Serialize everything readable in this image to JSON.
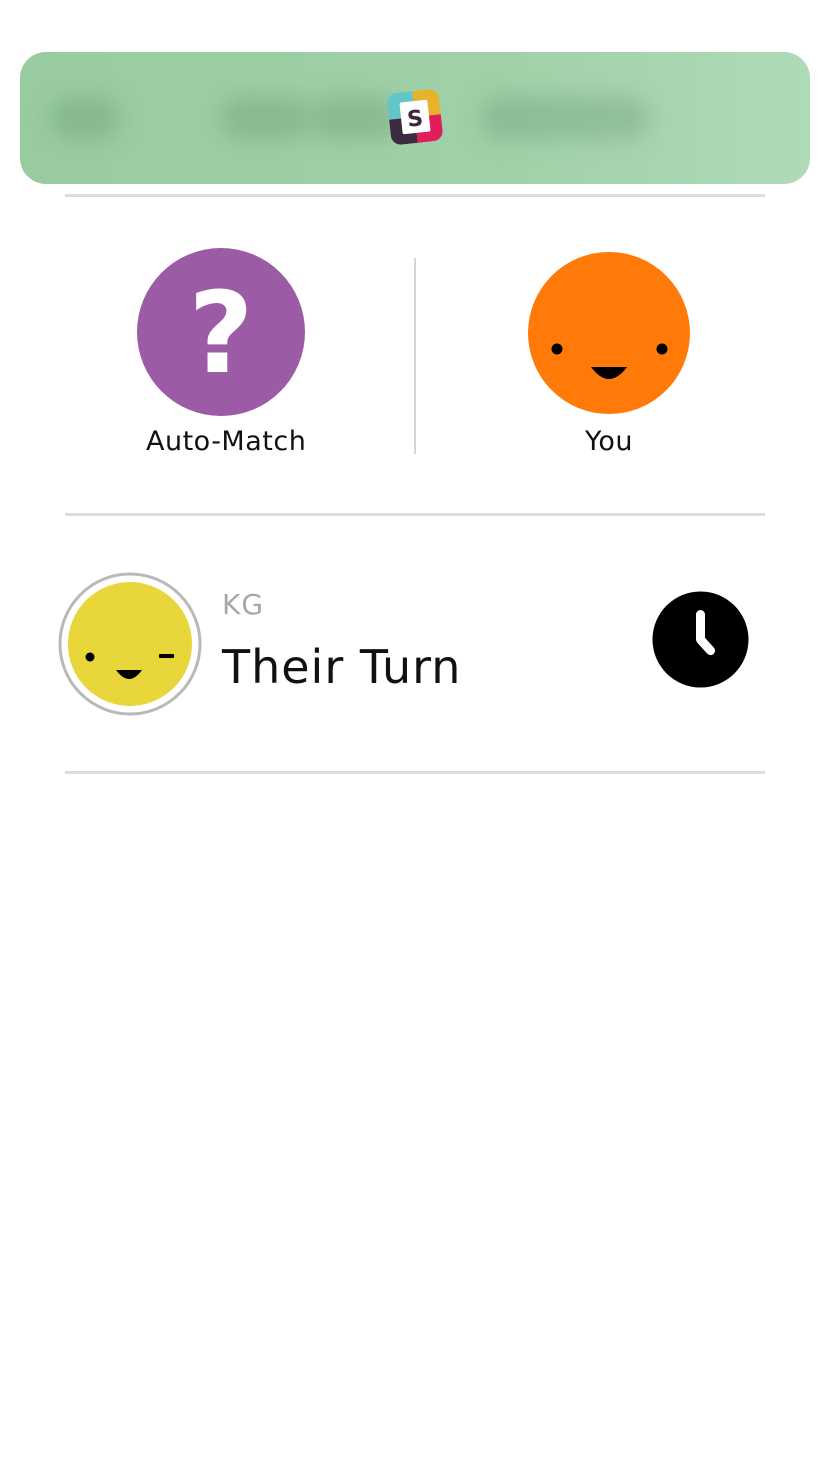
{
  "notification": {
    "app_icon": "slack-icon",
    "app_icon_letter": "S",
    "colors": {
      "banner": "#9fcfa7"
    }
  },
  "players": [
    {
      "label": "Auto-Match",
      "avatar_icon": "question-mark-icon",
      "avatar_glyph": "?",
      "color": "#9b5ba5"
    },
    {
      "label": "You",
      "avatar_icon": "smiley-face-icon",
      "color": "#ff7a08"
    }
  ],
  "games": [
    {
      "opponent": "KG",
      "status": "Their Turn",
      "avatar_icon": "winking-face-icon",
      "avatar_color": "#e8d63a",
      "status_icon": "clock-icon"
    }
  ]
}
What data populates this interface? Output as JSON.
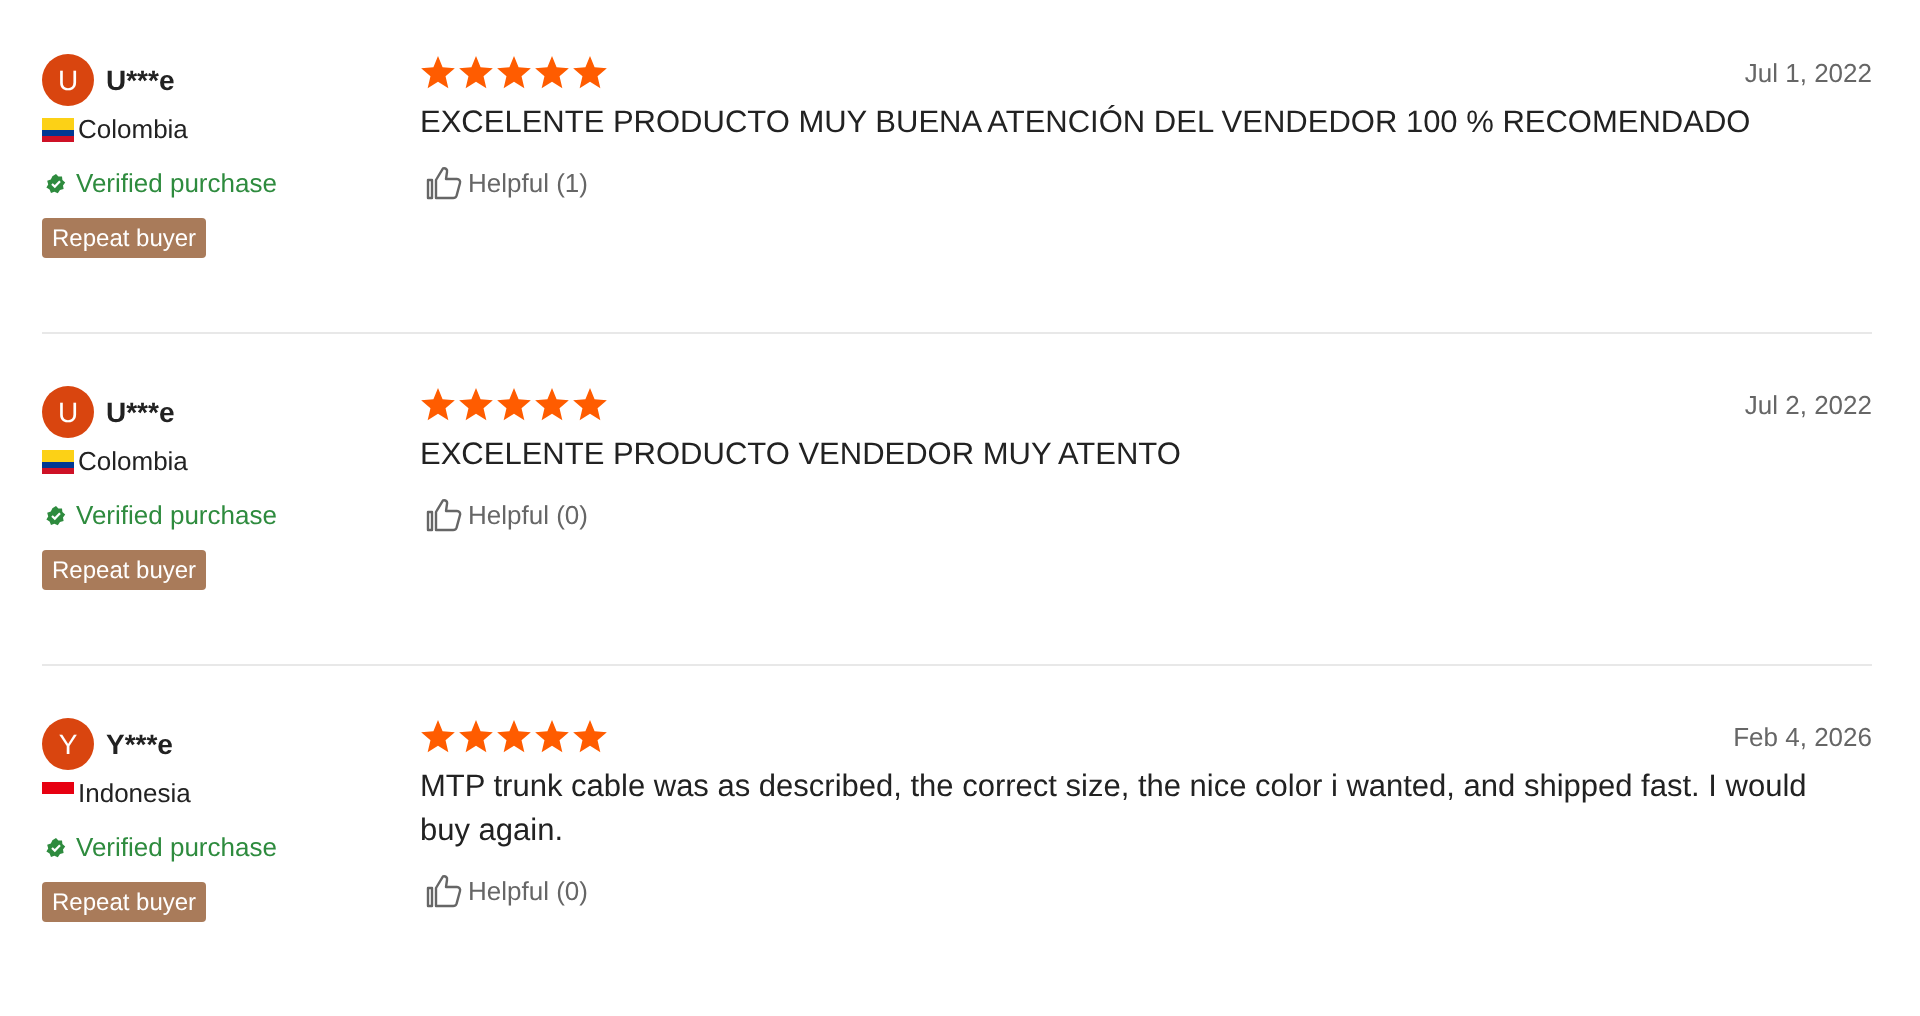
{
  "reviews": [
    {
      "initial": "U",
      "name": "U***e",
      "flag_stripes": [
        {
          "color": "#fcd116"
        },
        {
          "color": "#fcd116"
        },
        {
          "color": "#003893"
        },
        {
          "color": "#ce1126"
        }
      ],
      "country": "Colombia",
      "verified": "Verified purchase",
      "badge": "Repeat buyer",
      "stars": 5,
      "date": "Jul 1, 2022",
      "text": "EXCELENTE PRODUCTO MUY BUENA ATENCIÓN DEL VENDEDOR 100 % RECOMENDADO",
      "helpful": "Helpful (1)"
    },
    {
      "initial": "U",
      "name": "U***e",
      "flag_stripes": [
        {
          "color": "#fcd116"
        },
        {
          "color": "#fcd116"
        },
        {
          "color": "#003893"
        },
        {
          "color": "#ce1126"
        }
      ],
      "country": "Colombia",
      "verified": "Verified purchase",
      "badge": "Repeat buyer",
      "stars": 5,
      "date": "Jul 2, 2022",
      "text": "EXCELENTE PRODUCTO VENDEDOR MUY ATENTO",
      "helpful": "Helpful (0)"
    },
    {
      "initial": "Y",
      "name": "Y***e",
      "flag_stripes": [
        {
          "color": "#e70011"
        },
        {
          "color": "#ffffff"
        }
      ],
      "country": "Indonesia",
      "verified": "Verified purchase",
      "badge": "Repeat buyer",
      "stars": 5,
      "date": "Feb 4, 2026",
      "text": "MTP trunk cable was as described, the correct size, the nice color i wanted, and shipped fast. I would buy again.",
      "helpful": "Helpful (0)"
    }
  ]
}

**Requirement:** Scan the material above for the string "this" and report each line where you find it.

**Full response:**
Serialize everything readable in this image to JSON.
What data populates this interface? Output as JSON.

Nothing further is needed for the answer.